--- START ---

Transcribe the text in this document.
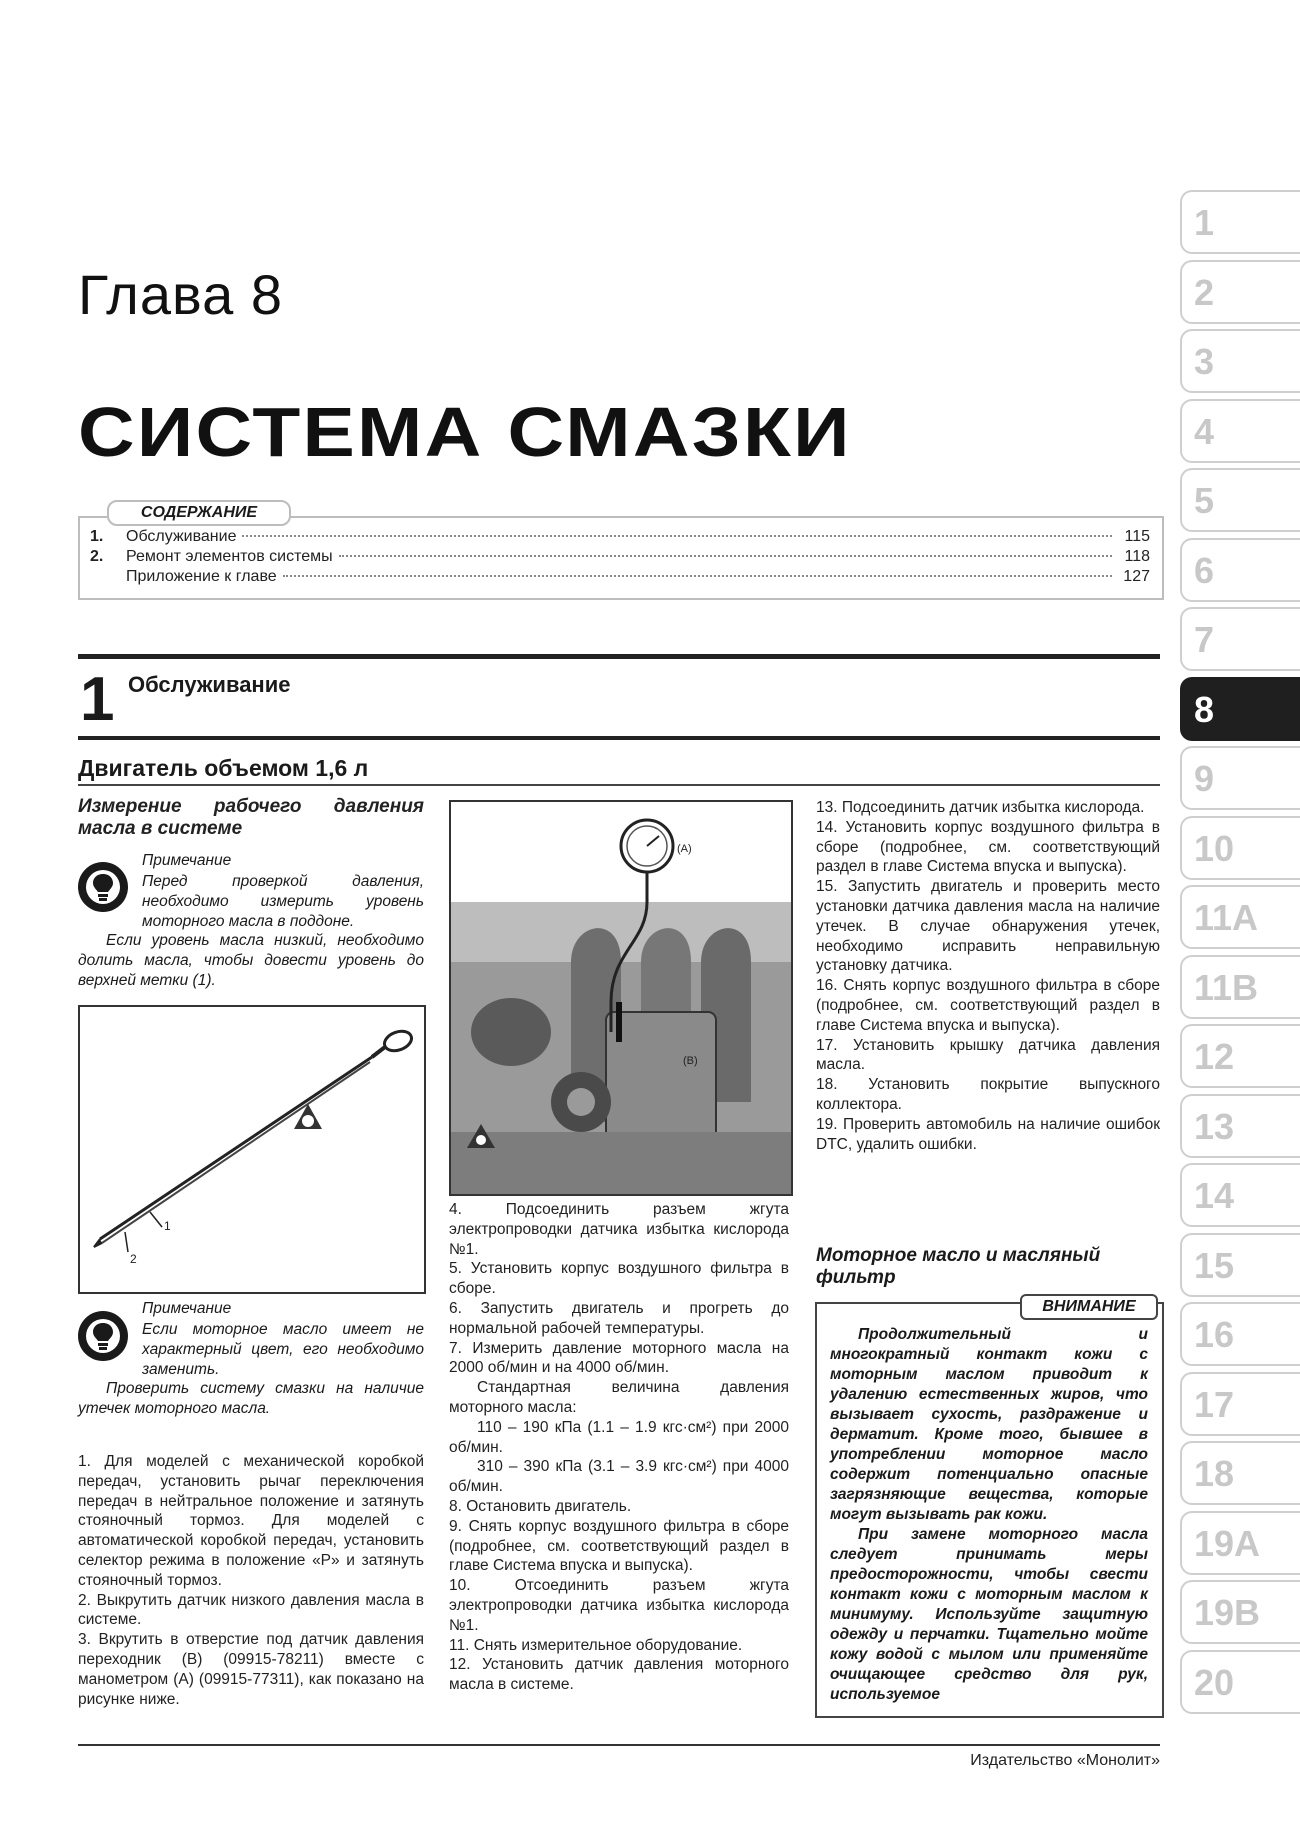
Глава 8
СИСТЕМА СМАЗКИ
СОДЕРЖАНИЕ
1.	Обслуживание	115
2.	Ремонт элементов системы	118
Приложение к главе	127
1 Обслуживание
Двигатель объемом 1,6 л
Измерение рабочего давления масла в системе
Примечание

Перед проверкой давления, необходимо измерить уровень моторного масла в поддоне.

Если уровень масла низкий, необходимо долить масла, чтобы довести уровень до верхней метки (1).

1
2
Примечание

Если моторное масло имеет не характерный цвет, его необходимо заменить.

Проверить систему смазки на наличие утечек моторного масла.

1. Для моделей с механической коробкой передач, установить рычаг переключения передач в нейтральное положение и затянуть стояночный тормоз. Для моделей с автоматической коробкой передач, установить селектор режима в положение «P» и затянуть стояночный тормоз.

2. Выкрутить датчик низкого давления масла в системе.

3. Вкрутить в отверстие под датчик давления переходник (B) (09915-78211) вместе с манометром (A) (09915-77311), как показано на рисунке ниже.

(A)
(B)

4. Подсоединить разъем жгута электропроводки датчика избытка кислорода №1.

5. Установить корпус воздушного фильтра в сборе.

6. Запустить двигатель и прогреть до нормальной рабочей температуры.

7. Измерить давление моторного масла на 2000 об/мин и на 4000 об/мин.

Стандартная величина давления моторного масла:

110 – 190 кПа (1.1 – 1.9 кгс·см²) при 2000 об/мин.

310 – 390 кПа (3.1 – 3.9 кгс·см²) при 4000 об/мин.

8. Остановить двигатель.

9. Снять корпус воздушного фильтра в сборе (подробнее, см. соответствующий раздел в главе Система впуска и выпуска).

10. Отсоединить разъем жгута электропроводки датчика избытка кислорода №1.

11. Снять измерительное оборудование.

12. Установить датчик давления моторного масла в системе.

13. Подсоединить датчик избытка кислорода.

14. Установить корпус воздушного фильтра в сборе (подробнее, см. соответствующий раздел в главе Система впуска и выпуска).

15. Запустить двигатель и проверить место установки датчика давления масла на наличие утечек. В случае обнаружения утечек, необходимо исправить неправильную установку датчика.

16. Снять корпус воздушного фильтра в сборе (подробнее, см. соответствующий раздел в главе Система впуска и выпуска).

17. Установить крышку датчика давления масла.

18. Установить покрытие выпускного коллектора.

19. Проверить автомобиль на наличие ошибок DTC, удалить ошибки.

Моторное масло и масляный фильтр
ВНИМАНИЕ

Продолжительный и многократный контакт кожи с моторным маслом приводит к удалению естественных жиров, что вызывает сухость, раздражение и дерматит. Кроме того, бывшее в употреблении моторное масло содержит потенциально опасные загрязняющие вещества, которые могут вызывать рак кожи.

При замене моторного масла следует принимать меры предосторожности, чтобы свести контакт кожи с моторным маслом к минимуму. Используйте защитную одежду и перчатки. Тщательно мойте кожу водой с мылом или применяйте очищающее средство для рук, используемое

Издательство «Монолит»
1
2
3
4
5
6
7
8
9
10
11A
11B
12
13
14
15
16
17
18
19A
19B
20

--- END ---

## TASK STATEMENT
Which lines of the data above contain "электропроводки"? Copy each one.

## ANSWER TO THE TASK
4. Подсоединить разъем жгута электропроводки датчика избытка кислорода №1.
10. Отсоединить разъем жгута электропроводки датчика избытка кислорода №1.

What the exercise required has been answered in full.